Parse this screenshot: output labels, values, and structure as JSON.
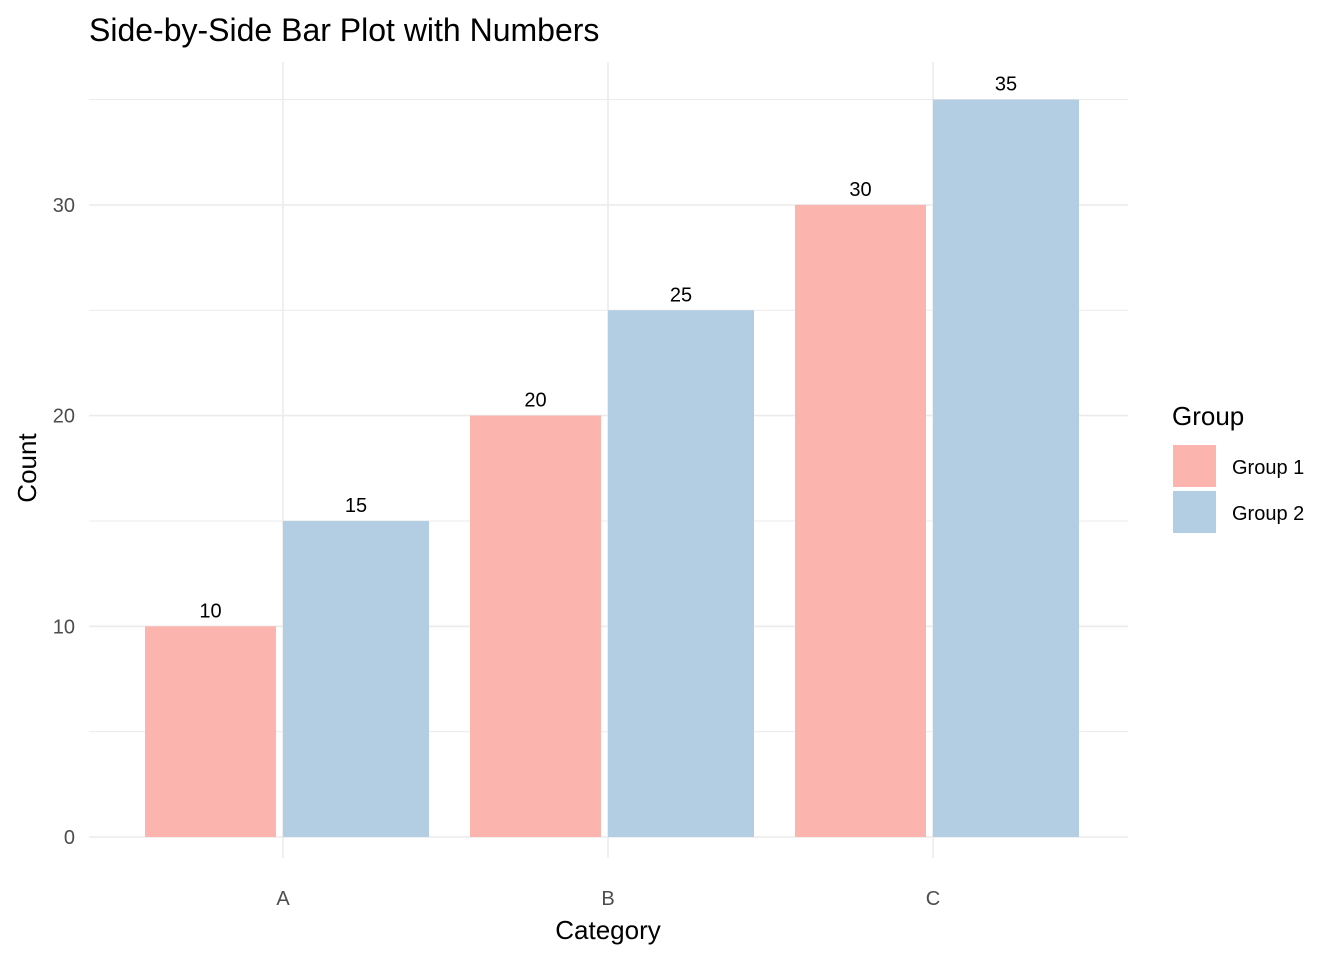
{
  "chart_data": {
    "type": "bar",
    "title": "Side-by-Side Bar Plot with Numbers",
    "xlabel": "Category",
    "ylabel": "Count",
    "categories": [
      "A",
      "B",
      "C"
    ],
    "series": [
      {
        "name": "Group 1",
        "values": [
          10,
          20,
          30
        ],
        "color": "#FBB4AE"
      },
      {
        "name": "Group 2",
        "values": [
          15,
          25,
          35
        ],
        "color": "#B3CDE3"
      }
    ],
    "ylim": [
      0,
      35
    ],
    "yticks": [
      "0",
      "10",
      "20",
      "30"
    ],
    "data_labels": [
      [
        "10",
        "20",
        "30"
      ],
      [
        "15",
        "25",
        "35"
      ]
    ],
    "legend": {
      "title": "Group",
      "position": "right"
    },
    "grid": true,
    "grid_color": "#EBEBEB"
  }
}
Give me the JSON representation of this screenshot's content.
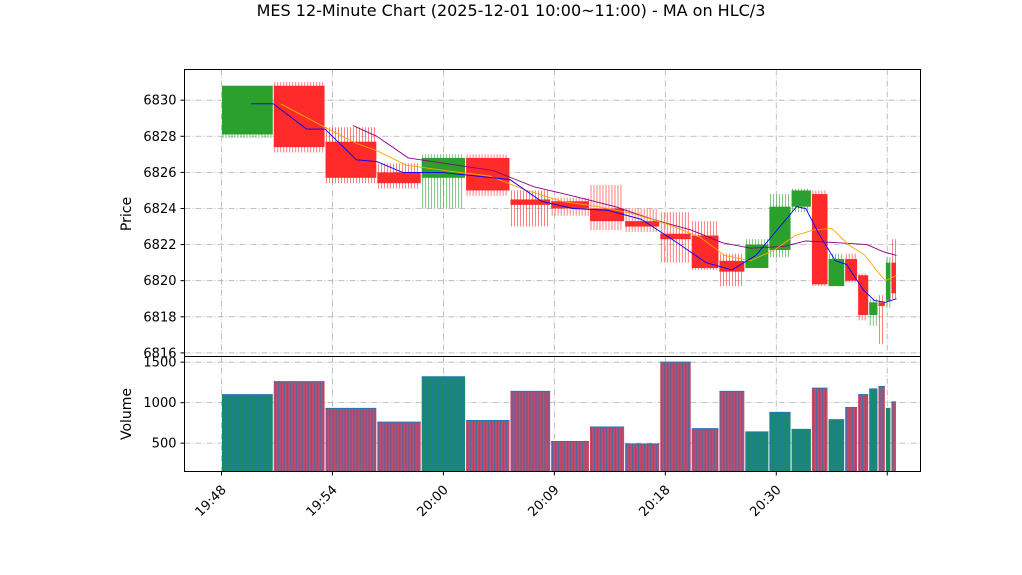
■ ■ ■
▶ _WHAT IS NEEDED_
Set down the material above as is, without any pictures.

▶ _EXERCISE RESULT_
Parse this screenshot: output labels, values, and structure as JSON.
{
  "chart_data": {
    "type": "bar",
    "title": "Side-by-Side Bar Plot with Numbers",
    "xlabel": "Category",
    "ylabel": "Count",
    "categories": [
      "A",
      "B",
      "C"
    ],
    "series": [
      {
        "name": "Group 1",
        "values": [
          10,
          20,
          30
        ],
        "color": "#FBB4AE"
      },
      {
        "name": "Group 2",
        "values": [
          15,
          25,
          35
        ],
        "color": "#B3CDE3"
      }
    ],
    "ylim": [
      0,
      35
    ],
    "yticks": [
      "0",
      "10",
      "20",
      "30"
    ],
    "data_labels": [
      [
        "10",
        "20",
        "30"
      ],
      [
        "15",
        "25",
        "35"
      ]
    ],
    "legend": {
      "title": "Group",
      "position": "right"
    },
    "grid": true,
    "grid_color": "#EBEBEB"
  }
}
Give me the JSON representation of this screenshot's content.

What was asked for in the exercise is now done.